◆ **EXERCISE**
Locate all lines with the word "Vignette". Copy them.

## BEGIN RECORDS FOR THIS TASK

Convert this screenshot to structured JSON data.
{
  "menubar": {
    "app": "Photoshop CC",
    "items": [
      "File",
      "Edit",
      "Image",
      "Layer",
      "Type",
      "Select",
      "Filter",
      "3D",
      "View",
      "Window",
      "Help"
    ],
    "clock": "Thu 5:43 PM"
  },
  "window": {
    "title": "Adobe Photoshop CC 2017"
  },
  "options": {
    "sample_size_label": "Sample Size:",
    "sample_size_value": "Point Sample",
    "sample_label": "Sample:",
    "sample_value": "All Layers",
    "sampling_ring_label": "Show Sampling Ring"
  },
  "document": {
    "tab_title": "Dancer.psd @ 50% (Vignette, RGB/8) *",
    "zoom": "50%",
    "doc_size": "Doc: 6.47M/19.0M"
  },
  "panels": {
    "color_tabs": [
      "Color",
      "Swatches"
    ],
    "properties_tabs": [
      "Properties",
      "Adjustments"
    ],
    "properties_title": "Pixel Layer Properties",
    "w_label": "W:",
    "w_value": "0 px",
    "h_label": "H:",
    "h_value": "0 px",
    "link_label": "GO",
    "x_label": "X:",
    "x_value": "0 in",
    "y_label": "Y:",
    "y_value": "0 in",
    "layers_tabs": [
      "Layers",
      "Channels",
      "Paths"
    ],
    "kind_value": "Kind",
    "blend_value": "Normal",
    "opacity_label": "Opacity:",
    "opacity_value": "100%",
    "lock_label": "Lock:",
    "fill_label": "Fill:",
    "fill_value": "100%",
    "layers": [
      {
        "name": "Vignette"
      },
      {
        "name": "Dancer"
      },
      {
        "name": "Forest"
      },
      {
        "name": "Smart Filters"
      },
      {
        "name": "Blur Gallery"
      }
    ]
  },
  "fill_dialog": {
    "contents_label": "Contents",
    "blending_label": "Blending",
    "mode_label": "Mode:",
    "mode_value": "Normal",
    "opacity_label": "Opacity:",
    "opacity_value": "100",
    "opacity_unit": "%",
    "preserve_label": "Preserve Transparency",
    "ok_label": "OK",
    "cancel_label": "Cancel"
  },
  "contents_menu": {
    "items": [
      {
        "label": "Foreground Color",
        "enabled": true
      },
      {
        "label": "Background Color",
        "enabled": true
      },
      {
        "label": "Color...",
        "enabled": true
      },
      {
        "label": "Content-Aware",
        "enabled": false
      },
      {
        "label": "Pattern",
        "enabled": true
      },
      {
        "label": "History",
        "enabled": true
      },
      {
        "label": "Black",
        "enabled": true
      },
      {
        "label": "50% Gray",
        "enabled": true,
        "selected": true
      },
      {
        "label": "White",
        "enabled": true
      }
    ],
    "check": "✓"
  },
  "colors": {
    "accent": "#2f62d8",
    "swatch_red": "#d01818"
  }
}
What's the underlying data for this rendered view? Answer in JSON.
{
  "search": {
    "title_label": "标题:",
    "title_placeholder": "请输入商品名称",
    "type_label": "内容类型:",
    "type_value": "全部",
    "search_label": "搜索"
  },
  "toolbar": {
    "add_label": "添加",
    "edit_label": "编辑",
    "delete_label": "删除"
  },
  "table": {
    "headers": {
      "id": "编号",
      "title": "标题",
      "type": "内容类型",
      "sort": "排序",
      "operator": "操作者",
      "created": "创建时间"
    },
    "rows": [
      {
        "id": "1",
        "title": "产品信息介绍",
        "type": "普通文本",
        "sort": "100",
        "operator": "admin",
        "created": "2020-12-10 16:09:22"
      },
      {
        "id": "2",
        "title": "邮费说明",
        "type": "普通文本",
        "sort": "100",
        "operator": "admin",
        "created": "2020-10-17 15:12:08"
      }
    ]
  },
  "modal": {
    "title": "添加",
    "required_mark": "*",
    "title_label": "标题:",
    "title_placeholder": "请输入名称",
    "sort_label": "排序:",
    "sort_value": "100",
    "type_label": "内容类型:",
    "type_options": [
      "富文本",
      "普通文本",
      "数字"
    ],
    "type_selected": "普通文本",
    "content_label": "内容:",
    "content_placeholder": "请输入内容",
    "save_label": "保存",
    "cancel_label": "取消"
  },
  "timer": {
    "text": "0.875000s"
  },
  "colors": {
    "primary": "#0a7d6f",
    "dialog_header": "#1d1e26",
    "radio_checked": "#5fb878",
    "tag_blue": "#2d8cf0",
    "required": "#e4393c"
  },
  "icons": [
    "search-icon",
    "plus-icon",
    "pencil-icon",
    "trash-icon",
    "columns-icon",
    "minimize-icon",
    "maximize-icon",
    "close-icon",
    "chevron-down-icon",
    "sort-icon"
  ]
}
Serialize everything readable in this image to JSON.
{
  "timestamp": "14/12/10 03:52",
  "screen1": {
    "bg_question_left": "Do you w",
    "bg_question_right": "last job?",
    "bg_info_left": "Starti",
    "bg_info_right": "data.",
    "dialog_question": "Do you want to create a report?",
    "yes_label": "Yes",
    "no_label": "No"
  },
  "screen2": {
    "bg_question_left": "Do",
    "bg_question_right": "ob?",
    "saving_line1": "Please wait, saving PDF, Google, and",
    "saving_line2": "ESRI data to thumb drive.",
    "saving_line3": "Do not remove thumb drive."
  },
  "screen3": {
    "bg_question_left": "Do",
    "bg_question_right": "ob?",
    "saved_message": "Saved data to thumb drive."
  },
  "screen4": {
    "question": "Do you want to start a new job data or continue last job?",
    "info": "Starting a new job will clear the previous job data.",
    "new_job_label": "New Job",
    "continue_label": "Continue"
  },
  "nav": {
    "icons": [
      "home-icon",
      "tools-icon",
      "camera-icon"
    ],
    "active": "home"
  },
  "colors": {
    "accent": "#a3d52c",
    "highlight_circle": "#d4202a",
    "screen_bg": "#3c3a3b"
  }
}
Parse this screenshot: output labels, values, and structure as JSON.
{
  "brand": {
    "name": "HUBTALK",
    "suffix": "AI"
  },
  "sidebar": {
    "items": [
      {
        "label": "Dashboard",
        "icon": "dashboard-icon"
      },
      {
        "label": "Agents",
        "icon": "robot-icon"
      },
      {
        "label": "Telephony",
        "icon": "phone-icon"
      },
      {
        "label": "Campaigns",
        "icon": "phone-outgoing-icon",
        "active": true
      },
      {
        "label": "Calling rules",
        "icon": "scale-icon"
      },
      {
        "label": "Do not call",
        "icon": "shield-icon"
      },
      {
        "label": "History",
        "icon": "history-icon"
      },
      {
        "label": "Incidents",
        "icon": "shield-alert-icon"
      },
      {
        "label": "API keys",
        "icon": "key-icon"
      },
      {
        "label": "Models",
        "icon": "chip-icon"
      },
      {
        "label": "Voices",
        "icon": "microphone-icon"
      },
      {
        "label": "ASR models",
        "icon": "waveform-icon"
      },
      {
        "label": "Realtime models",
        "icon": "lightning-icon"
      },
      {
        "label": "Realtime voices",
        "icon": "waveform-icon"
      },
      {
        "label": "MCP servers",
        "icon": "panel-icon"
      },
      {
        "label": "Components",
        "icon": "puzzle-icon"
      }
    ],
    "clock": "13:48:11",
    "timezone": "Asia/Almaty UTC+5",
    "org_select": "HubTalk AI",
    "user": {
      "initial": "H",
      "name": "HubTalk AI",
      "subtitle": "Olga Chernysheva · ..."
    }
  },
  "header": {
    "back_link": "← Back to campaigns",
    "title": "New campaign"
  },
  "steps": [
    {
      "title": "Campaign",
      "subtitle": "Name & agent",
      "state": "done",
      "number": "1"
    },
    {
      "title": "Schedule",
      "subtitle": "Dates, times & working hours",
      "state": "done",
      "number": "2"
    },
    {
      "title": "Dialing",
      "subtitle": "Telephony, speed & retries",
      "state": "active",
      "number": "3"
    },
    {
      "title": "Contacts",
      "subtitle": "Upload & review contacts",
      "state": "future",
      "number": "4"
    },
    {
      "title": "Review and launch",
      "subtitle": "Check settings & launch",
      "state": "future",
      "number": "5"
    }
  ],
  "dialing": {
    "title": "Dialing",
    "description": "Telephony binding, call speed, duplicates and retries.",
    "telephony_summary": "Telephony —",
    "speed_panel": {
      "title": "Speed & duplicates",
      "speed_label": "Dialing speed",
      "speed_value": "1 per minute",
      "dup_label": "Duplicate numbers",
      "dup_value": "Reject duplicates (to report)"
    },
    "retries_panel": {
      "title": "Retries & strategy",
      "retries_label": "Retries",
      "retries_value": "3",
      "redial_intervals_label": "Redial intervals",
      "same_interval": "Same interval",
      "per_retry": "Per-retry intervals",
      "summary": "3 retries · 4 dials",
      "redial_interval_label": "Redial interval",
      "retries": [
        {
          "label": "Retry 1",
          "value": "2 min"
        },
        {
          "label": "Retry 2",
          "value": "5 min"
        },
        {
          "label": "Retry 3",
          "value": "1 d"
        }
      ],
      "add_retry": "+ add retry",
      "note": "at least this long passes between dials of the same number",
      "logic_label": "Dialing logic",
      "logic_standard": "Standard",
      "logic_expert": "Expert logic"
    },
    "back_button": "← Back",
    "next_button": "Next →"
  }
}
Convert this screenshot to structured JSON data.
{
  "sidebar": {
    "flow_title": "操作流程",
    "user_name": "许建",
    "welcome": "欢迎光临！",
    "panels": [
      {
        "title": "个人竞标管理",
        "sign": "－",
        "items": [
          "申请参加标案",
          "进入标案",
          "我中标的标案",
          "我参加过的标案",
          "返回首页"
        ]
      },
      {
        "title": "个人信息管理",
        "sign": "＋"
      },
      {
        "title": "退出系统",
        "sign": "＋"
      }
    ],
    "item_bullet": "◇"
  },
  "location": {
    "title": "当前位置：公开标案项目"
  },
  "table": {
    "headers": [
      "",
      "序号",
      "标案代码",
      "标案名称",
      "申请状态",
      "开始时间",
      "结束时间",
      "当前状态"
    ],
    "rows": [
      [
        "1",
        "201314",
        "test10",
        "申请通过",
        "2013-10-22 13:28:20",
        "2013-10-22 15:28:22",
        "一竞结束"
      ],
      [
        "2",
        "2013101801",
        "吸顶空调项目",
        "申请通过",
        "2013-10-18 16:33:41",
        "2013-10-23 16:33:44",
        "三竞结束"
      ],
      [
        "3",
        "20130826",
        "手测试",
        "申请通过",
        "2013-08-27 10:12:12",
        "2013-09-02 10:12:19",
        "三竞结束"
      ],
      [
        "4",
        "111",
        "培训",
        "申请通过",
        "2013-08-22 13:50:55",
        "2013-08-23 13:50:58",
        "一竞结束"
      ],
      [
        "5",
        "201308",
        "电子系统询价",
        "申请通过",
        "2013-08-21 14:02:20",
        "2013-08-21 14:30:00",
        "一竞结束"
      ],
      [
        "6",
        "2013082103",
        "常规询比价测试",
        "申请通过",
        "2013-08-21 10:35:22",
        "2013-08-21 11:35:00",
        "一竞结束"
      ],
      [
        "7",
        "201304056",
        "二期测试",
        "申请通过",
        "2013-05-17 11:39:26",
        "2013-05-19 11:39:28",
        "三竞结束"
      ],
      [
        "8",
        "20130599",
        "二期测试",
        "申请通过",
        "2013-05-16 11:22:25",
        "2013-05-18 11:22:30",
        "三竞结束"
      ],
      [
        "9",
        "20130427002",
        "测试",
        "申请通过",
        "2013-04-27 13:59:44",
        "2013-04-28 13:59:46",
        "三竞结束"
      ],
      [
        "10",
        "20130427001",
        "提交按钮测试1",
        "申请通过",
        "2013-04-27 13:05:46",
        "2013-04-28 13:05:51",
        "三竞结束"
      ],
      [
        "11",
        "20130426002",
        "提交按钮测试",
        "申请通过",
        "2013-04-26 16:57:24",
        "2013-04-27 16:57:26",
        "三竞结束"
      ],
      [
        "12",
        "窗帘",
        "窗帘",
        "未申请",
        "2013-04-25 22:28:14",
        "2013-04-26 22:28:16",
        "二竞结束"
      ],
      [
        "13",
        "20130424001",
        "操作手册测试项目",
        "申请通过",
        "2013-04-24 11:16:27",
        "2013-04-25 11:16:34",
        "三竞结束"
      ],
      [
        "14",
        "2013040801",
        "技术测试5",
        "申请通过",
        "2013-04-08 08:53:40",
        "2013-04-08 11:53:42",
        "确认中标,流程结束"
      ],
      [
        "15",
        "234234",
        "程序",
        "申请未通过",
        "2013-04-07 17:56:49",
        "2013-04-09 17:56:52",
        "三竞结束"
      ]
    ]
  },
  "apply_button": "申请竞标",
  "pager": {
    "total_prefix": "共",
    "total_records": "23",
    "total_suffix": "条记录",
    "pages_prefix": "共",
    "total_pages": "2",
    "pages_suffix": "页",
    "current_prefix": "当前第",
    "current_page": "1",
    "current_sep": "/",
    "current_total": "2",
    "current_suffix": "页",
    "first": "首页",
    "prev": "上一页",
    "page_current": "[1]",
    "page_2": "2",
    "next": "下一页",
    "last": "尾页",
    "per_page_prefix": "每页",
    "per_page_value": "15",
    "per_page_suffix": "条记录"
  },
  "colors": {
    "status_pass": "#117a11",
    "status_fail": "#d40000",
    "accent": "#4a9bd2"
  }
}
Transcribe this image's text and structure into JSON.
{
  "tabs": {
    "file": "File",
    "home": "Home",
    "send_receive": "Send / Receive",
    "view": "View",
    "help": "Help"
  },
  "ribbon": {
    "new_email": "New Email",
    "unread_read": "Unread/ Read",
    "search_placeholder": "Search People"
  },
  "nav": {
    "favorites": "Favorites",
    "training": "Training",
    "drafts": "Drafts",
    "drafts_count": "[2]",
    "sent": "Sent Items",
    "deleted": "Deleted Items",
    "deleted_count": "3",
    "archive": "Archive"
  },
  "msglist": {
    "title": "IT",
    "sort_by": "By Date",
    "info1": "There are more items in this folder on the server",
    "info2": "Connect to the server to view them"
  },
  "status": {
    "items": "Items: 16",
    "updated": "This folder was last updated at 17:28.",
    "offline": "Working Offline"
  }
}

## END RECORDS FOR THIS TASK

◆ **THE OUTPUT**
    "tab_title": "Dancer.psd @ 50% (Vignette, RGB/8) *",
        "name": "Vignette"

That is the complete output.